▸ **Short exercise**
Keep only the lines of the data below that contain "NACH", and copy them.

Record extracts start

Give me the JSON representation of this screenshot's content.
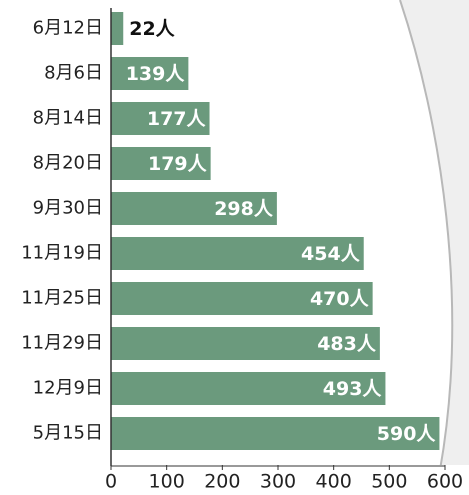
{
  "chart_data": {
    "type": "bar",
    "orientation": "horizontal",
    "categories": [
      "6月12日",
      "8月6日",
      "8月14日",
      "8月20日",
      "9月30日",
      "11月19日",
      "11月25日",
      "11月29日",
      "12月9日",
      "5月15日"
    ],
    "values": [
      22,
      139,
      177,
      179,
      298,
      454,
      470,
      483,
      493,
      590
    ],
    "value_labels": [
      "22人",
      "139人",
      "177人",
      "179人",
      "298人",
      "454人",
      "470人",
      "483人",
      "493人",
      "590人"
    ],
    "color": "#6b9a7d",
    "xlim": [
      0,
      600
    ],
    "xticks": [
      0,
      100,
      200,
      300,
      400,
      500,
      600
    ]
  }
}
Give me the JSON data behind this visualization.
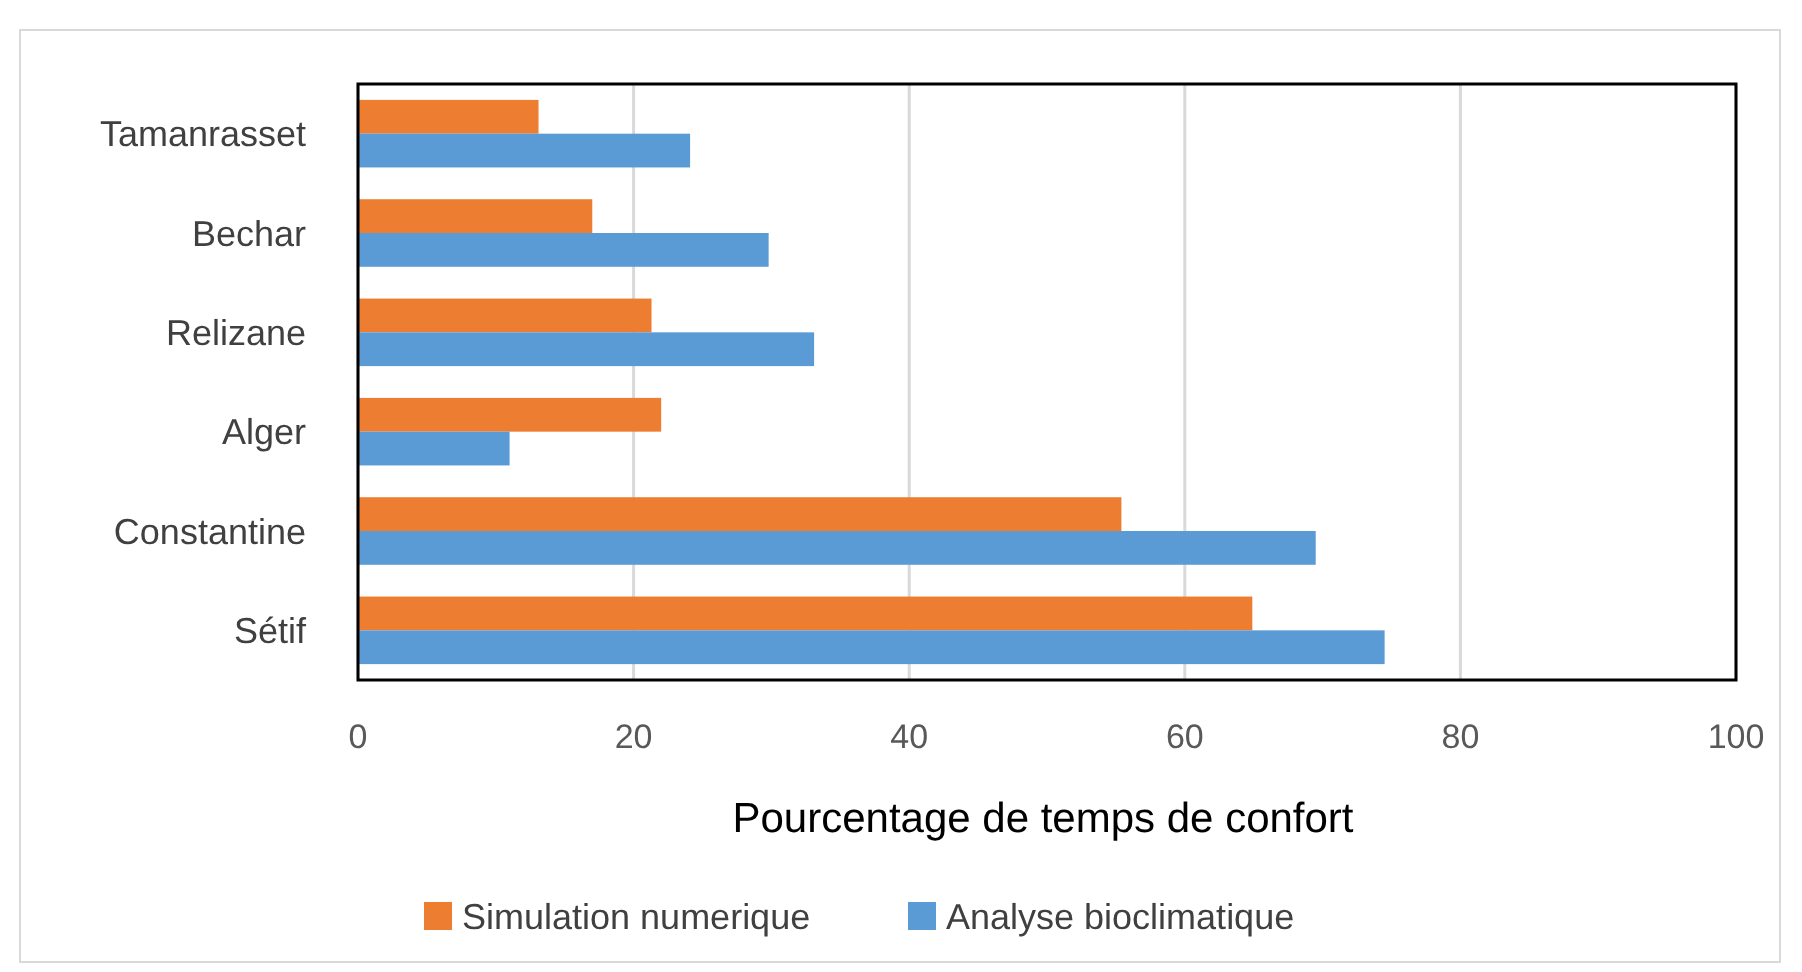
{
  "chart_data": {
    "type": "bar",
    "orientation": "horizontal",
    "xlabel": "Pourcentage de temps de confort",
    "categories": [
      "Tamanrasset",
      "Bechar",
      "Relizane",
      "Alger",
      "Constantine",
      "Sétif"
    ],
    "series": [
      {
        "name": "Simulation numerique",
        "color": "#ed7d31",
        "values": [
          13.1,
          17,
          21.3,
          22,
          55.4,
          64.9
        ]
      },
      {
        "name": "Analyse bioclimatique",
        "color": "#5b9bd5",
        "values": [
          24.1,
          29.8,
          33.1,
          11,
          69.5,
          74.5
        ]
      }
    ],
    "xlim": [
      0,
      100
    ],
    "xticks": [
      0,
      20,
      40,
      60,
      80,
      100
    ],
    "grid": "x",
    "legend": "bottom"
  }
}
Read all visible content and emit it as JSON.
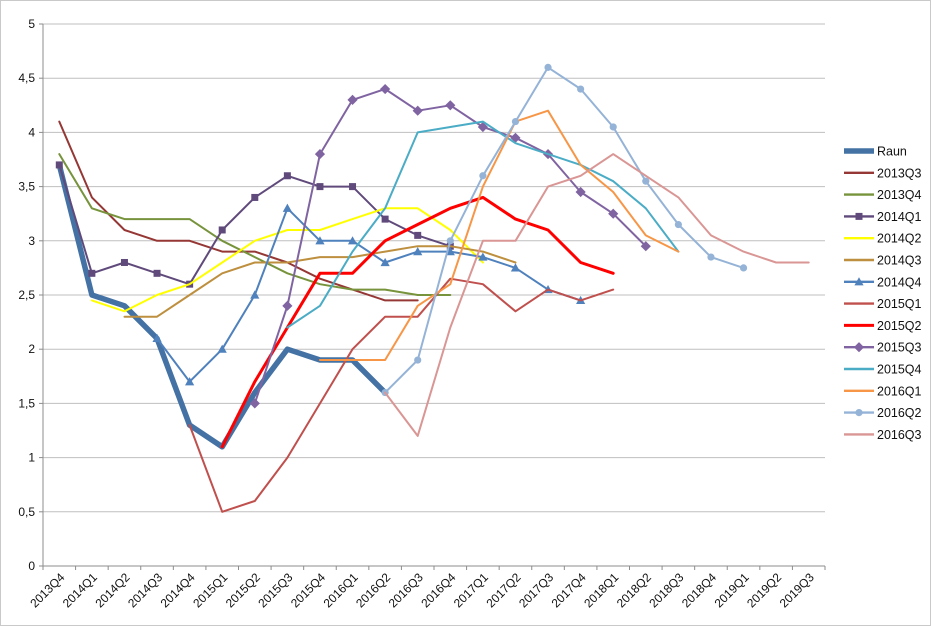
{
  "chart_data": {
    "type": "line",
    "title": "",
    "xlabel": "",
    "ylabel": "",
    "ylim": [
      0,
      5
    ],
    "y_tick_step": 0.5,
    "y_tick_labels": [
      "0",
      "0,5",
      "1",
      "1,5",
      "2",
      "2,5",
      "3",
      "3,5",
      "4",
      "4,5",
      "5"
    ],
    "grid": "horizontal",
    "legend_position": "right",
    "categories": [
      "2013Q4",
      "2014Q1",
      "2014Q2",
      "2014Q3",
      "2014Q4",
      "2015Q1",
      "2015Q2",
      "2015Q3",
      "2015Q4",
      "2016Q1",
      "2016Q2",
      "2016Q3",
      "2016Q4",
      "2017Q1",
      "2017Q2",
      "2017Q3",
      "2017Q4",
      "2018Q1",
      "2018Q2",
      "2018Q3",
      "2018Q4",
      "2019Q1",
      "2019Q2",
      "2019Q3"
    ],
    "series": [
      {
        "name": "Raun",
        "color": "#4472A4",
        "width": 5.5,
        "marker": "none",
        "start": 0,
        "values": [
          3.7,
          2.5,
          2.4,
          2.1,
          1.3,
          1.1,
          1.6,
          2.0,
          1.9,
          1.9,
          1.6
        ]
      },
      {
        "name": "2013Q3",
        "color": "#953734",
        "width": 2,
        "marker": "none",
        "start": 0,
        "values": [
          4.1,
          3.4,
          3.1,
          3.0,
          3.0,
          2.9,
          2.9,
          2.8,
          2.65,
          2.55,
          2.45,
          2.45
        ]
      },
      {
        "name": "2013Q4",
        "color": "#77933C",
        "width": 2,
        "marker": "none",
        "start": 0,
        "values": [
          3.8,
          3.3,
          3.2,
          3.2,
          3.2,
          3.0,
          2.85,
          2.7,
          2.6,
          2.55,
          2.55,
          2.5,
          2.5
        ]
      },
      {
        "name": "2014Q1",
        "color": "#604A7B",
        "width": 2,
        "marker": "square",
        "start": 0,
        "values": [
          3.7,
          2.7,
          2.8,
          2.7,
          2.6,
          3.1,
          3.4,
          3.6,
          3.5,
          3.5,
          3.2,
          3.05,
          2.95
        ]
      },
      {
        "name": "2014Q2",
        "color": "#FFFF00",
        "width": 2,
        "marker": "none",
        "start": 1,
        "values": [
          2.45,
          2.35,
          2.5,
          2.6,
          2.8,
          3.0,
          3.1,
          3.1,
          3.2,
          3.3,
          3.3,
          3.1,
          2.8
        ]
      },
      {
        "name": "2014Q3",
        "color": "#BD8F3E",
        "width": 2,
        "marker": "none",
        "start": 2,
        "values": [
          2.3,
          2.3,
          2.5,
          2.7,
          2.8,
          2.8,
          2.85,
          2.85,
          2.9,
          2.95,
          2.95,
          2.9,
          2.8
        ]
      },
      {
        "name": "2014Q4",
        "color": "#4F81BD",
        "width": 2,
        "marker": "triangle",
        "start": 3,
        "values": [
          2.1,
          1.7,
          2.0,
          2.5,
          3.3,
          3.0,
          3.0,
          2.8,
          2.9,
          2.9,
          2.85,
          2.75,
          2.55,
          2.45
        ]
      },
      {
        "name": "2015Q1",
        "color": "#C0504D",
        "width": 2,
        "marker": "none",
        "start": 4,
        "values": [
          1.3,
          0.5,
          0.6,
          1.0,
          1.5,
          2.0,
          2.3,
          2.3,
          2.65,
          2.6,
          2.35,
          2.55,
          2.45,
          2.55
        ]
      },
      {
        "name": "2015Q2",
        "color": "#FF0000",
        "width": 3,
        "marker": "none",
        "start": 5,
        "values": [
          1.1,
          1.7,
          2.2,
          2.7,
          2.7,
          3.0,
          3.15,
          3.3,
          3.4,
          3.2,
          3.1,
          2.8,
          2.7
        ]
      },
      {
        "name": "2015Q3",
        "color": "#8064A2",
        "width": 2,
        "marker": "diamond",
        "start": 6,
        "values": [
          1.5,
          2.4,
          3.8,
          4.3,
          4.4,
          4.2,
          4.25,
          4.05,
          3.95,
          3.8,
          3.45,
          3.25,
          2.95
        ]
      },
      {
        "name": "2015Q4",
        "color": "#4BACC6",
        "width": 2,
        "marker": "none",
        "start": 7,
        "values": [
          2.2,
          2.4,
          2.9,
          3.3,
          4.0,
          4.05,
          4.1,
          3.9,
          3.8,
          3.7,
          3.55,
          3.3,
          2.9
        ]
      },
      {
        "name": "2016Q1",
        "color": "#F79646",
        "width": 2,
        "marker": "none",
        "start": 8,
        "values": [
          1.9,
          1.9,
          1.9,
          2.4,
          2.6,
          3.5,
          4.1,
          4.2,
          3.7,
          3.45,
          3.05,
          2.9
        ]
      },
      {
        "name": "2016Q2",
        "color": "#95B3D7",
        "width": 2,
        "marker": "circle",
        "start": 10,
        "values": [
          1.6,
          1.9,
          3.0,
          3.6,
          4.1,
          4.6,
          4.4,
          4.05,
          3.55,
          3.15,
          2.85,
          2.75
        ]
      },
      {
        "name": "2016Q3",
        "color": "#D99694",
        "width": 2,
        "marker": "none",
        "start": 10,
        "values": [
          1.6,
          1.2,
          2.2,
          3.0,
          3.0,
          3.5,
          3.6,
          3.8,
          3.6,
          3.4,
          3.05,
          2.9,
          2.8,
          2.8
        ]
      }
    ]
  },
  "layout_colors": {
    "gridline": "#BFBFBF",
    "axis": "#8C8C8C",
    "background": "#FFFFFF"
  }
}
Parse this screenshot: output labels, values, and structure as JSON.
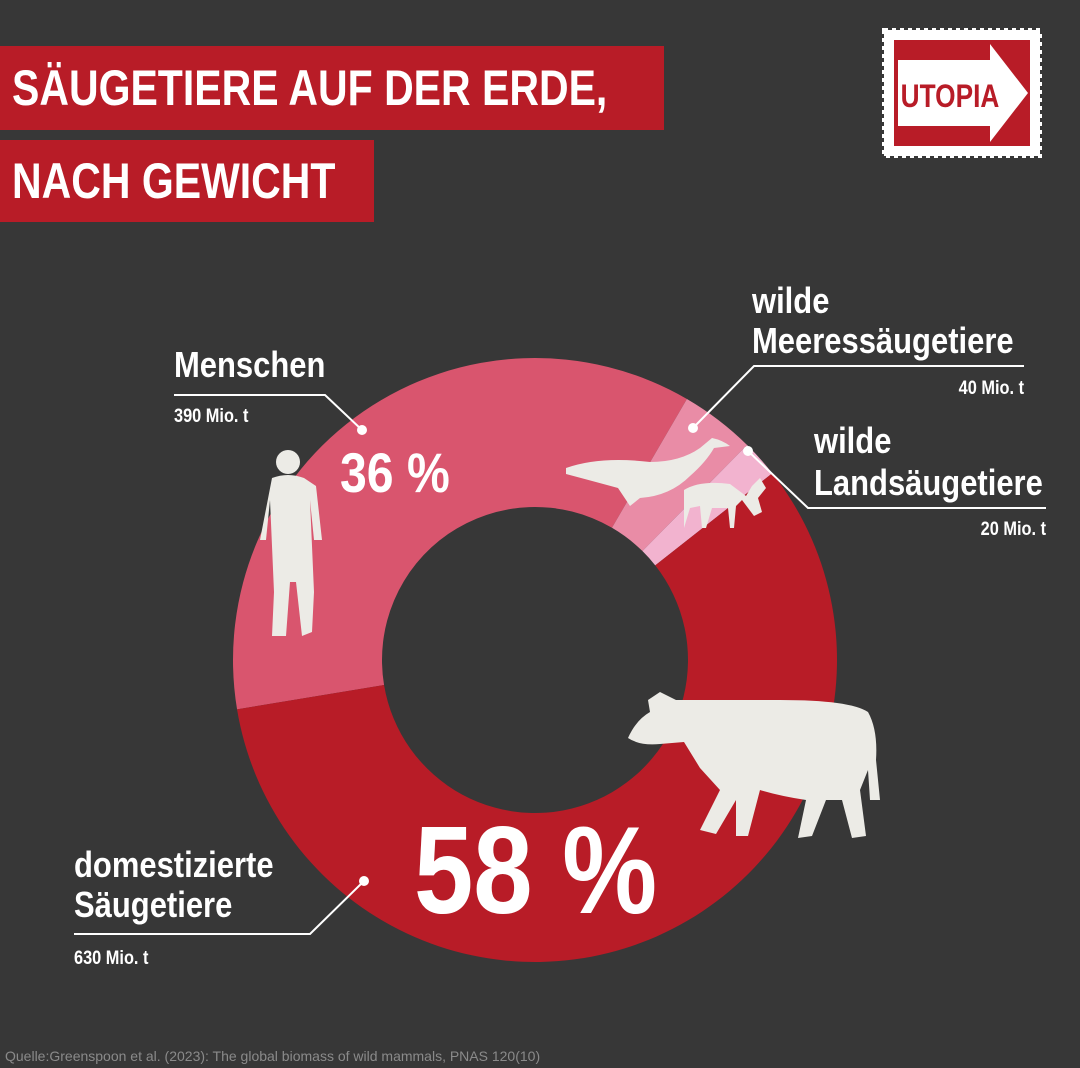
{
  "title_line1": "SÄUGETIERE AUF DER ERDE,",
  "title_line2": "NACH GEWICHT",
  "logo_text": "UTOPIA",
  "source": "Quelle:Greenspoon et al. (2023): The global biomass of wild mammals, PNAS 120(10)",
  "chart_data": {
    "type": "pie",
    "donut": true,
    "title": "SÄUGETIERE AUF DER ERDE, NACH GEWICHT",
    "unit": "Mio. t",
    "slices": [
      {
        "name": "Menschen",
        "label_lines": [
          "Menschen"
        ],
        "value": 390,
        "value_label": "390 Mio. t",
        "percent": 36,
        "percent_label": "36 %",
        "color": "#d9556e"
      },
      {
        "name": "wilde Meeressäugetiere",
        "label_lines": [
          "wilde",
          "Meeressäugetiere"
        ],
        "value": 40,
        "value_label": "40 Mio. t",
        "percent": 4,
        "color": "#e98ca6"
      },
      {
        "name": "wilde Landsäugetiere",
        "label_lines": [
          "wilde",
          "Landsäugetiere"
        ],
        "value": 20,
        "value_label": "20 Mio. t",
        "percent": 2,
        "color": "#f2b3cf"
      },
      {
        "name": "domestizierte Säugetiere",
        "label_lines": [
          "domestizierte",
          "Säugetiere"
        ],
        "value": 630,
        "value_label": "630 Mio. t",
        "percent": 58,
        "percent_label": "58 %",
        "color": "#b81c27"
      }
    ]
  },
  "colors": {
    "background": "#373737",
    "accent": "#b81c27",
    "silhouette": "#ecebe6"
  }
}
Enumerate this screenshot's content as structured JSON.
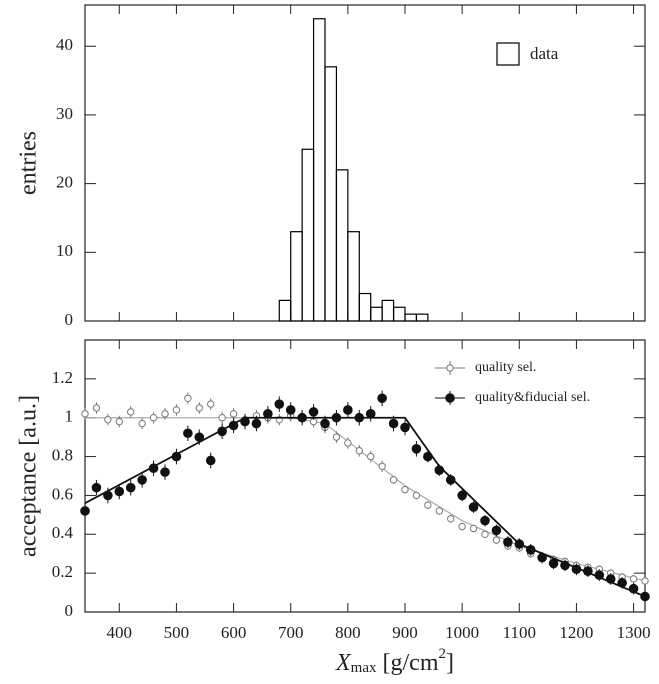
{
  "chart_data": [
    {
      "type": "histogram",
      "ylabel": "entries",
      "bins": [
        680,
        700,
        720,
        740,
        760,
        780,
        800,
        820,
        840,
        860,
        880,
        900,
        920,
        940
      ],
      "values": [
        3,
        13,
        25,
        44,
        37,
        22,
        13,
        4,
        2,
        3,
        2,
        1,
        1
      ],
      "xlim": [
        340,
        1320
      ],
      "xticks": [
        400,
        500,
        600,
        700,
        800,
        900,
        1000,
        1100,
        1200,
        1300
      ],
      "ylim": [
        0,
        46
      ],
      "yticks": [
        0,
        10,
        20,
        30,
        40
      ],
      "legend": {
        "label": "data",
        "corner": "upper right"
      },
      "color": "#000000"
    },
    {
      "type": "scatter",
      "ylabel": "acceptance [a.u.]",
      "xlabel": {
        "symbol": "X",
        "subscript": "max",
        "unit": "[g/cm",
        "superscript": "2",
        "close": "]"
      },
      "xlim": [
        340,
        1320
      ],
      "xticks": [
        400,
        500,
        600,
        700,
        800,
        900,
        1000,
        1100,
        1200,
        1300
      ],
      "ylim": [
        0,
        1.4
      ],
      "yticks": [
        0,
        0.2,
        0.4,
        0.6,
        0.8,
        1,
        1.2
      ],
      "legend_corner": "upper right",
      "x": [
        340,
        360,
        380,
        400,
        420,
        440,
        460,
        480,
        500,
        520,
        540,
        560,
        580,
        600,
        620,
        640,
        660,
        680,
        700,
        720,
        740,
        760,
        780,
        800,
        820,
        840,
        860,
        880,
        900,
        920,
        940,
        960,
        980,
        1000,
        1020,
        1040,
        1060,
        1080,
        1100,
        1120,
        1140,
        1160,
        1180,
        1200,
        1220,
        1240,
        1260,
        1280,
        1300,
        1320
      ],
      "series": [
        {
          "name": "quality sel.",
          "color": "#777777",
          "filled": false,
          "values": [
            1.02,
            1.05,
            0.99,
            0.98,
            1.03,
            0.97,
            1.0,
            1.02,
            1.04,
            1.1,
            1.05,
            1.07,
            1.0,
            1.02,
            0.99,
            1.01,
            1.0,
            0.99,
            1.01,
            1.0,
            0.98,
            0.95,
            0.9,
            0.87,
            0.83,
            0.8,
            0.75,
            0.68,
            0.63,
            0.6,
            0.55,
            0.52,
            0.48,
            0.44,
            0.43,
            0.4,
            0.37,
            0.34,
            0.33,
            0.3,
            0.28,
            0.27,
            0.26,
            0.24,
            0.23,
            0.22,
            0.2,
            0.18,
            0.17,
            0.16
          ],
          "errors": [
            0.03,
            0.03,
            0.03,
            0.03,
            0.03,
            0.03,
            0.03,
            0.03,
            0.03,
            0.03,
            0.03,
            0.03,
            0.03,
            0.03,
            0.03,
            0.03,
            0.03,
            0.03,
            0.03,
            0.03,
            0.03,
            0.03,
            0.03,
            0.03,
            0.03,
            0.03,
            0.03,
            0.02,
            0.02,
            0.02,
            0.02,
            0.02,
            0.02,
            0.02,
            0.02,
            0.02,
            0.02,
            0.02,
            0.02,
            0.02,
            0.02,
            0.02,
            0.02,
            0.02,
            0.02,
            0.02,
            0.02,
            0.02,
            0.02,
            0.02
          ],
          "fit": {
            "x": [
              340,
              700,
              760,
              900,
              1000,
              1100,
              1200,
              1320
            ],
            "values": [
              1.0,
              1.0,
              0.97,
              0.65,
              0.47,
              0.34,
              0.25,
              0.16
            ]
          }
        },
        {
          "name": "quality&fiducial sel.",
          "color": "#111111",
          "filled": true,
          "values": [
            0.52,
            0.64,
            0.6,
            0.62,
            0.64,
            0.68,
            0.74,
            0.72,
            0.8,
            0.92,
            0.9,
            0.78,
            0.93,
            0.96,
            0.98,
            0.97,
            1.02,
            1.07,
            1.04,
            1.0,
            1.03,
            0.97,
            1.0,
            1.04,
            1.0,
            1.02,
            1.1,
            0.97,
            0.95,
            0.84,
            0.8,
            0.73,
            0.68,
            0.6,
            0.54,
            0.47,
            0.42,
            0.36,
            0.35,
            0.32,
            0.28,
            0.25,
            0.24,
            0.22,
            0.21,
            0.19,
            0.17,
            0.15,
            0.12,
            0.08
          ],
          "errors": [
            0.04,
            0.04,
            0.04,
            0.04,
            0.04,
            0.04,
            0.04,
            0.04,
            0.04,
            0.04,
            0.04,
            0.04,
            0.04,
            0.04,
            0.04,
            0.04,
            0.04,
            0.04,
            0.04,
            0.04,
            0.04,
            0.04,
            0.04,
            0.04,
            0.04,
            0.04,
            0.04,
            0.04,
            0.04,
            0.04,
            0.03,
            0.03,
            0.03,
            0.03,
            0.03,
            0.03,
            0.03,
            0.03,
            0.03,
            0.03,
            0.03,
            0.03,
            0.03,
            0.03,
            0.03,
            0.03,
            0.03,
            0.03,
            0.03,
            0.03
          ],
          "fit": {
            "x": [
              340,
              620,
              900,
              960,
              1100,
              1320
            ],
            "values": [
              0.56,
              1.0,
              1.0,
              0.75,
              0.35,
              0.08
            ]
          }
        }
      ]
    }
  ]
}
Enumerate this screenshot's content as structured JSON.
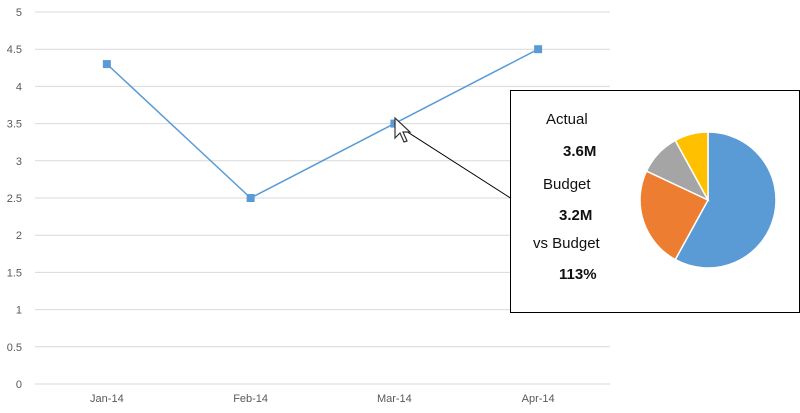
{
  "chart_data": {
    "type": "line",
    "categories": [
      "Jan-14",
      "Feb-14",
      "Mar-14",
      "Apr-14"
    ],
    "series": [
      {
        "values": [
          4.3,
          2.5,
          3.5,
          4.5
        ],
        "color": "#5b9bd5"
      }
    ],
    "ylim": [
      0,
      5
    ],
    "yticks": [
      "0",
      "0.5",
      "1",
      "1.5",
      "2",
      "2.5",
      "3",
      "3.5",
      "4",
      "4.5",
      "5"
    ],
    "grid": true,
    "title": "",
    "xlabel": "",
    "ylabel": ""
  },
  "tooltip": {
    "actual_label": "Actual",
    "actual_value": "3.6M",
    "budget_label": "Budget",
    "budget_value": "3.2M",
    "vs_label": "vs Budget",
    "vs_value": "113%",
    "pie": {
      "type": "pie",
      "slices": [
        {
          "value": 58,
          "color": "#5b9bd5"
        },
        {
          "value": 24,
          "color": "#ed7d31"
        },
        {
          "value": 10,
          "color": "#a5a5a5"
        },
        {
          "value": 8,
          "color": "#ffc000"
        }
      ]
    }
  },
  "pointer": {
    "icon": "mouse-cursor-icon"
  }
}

Record extracts end

▸ **Exercise response**
  "title_line2": "NACH GEWICHT",
    "title": "SÄUGETIERE AUF DER ERDE, NACH GEWICHT",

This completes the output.